> Work to be completed
Copy out each line of the data holding "министерство".
━━━━━ Given data
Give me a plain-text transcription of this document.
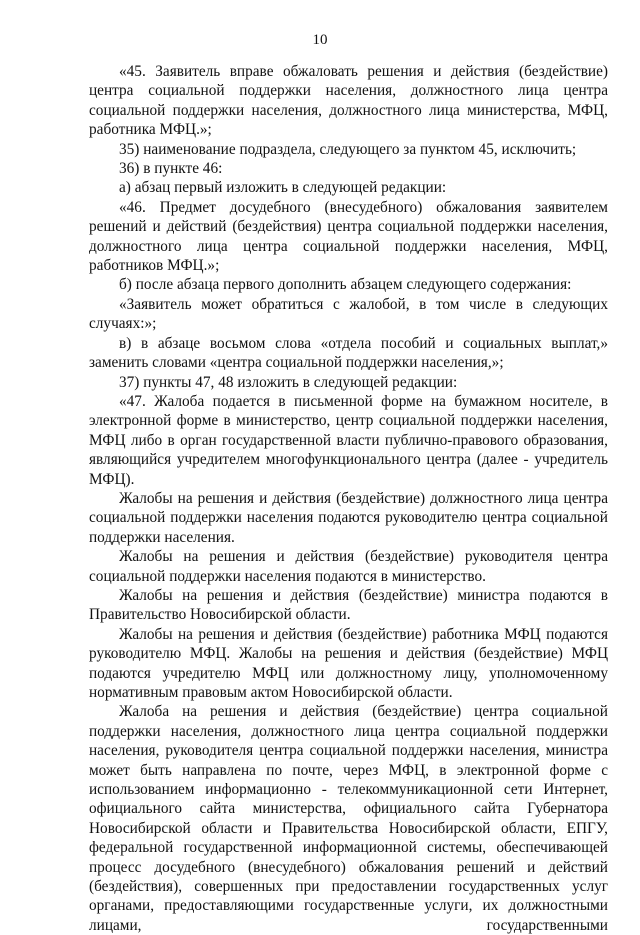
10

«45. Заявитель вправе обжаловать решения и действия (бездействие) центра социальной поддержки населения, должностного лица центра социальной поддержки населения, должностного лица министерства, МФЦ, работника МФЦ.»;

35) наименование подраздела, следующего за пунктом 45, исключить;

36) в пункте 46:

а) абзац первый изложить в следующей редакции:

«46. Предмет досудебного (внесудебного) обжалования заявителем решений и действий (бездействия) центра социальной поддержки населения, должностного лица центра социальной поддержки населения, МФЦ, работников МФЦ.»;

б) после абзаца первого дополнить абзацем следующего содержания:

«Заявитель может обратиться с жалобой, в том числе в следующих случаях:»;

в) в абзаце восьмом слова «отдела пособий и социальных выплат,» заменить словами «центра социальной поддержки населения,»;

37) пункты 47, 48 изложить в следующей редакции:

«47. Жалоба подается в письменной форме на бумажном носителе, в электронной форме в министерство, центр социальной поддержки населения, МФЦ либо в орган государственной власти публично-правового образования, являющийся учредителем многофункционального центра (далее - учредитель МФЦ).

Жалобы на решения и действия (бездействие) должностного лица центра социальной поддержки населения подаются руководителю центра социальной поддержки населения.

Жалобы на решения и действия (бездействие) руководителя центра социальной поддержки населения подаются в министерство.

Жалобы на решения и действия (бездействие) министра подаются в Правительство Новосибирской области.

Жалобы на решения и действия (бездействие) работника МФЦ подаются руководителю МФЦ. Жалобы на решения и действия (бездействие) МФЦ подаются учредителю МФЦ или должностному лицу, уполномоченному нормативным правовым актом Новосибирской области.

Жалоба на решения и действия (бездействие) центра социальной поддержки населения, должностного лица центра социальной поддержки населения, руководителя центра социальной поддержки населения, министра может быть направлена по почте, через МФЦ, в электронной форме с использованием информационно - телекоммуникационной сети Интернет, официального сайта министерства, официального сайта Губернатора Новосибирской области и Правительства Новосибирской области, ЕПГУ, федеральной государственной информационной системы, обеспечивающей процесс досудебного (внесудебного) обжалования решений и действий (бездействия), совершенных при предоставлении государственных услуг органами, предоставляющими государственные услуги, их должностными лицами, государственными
━━━━━━━━━━
━━━━━ Given data
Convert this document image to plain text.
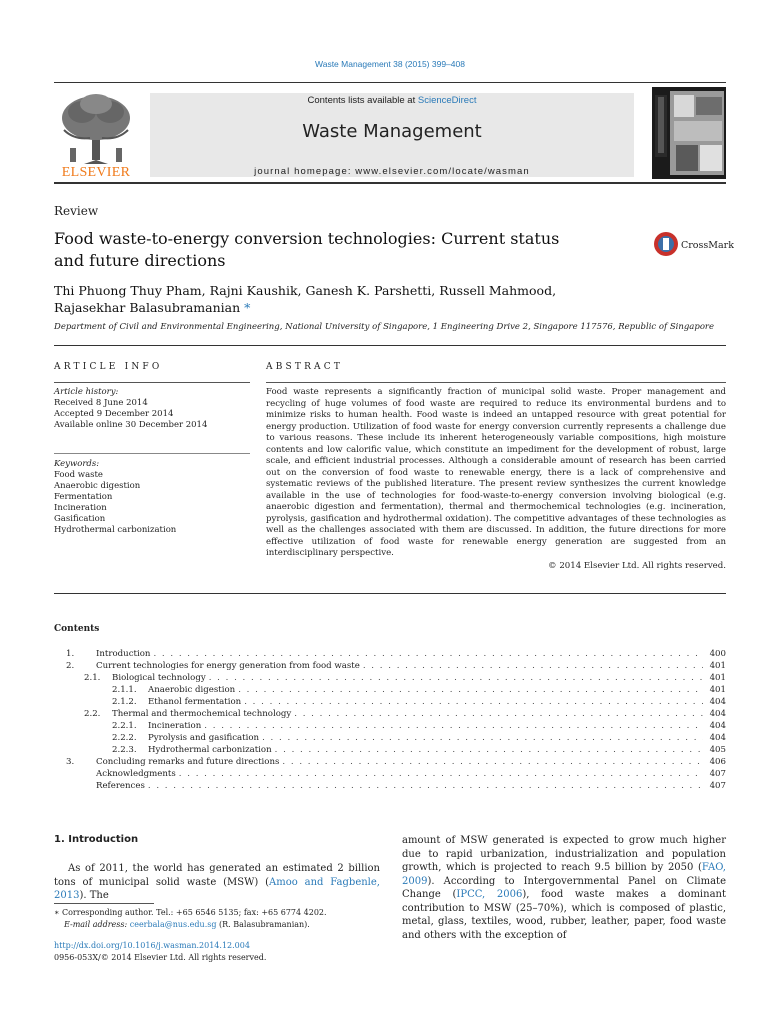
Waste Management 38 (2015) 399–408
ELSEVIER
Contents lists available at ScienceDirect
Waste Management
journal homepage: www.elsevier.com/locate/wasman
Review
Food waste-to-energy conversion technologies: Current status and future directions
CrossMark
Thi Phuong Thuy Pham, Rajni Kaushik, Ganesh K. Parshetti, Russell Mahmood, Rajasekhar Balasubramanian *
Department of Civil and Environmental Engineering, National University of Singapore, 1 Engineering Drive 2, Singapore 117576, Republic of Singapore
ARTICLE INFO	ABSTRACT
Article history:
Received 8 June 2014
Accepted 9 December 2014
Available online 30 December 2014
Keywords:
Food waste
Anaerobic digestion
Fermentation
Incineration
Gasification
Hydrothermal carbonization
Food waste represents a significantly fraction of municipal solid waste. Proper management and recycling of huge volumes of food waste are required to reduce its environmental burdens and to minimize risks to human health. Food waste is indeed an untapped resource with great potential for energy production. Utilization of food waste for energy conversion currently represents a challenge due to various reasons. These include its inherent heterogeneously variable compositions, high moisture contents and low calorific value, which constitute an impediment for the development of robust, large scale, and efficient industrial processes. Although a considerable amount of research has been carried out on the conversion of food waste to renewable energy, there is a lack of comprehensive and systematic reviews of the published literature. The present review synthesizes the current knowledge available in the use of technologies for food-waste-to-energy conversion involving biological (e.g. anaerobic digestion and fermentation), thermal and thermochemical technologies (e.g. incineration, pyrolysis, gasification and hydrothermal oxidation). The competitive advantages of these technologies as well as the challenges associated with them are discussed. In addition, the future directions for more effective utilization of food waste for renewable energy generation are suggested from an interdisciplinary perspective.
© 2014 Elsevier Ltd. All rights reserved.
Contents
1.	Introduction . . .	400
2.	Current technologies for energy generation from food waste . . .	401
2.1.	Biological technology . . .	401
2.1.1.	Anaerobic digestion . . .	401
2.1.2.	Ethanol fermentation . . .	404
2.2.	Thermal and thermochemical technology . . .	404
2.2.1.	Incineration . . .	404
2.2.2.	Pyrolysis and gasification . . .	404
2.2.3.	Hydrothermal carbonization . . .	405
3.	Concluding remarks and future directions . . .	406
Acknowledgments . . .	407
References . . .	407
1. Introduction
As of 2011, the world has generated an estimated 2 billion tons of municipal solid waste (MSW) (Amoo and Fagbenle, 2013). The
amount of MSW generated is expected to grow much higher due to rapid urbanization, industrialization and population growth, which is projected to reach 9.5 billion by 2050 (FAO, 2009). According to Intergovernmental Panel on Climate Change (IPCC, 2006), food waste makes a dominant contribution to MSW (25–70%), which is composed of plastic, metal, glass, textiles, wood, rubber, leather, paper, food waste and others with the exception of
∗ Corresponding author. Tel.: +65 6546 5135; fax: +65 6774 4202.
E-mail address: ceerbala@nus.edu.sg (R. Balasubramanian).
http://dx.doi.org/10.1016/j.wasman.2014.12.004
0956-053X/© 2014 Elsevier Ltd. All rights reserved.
━━━━━━━━━━
━━━━━ Given data
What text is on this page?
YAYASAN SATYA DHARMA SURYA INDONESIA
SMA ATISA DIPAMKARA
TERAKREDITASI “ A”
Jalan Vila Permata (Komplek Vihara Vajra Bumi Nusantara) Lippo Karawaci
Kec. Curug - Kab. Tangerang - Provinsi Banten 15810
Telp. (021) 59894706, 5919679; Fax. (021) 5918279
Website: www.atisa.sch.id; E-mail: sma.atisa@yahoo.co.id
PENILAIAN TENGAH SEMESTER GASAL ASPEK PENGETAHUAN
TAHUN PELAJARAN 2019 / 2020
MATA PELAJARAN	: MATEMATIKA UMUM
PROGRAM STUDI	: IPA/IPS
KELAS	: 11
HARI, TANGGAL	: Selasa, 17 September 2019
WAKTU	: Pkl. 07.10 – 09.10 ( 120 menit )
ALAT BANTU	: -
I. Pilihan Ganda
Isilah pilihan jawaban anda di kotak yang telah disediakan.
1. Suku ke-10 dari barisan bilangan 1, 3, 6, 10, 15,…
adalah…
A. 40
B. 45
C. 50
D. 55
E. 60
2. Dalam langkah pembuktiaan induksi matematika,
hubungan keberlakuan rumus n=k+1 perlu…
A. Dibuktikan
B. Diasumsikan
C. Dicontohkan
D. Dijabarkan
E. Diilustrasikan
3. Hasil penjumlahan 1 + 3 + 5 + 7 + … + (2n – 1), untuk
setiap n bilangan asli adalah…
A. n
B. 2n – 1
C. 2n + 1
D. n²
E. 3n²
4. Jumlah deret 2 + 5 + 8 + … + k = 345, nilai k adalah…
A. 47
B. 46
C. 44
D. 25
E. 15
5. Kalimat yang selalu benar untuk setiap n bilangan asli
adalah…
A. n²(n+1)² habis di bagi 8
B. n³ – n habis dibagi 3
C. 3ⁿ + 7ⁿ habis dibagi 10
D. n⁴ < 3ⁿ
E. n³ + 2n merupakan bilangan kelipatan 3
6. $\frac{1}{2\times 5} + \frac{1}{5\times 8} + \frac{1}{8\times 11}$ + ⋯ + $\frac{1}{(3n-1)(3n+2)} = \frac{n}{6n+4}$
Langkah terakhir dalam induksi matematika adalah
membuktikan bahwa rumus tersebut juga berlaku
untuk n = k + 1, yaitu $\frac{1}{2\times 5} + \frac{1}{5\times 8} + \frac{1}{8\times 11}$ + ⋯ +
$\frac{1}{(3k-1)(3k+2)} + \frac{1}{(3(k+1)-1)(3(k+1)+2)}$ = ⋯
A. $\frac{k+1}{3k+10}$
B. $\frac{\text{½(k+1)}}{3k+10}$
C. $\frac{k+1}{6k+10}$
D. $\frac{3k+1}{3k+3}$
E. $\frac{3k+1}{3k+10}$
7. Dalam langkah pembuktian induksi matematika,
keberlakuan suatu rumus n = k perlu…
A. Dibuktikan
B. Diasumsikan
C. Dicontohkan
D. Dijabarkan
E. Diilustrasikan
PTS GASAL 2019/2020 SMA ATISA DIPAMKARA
━━━━━━━━━━
> Solution for this problem
«47. Жалоба подается в письменной форме на бумажном носителе, в электронной форме в министерство, центр социальной поддержки населения, МФЦ либо в орган государственной власти публично-правового образования, являющийся учредителем многофункционального центра (далее - учредитель МФЦ).
Жалобы на решения и действия (бездействие) руководителя центра социальной поддержки населения подаются в министерство.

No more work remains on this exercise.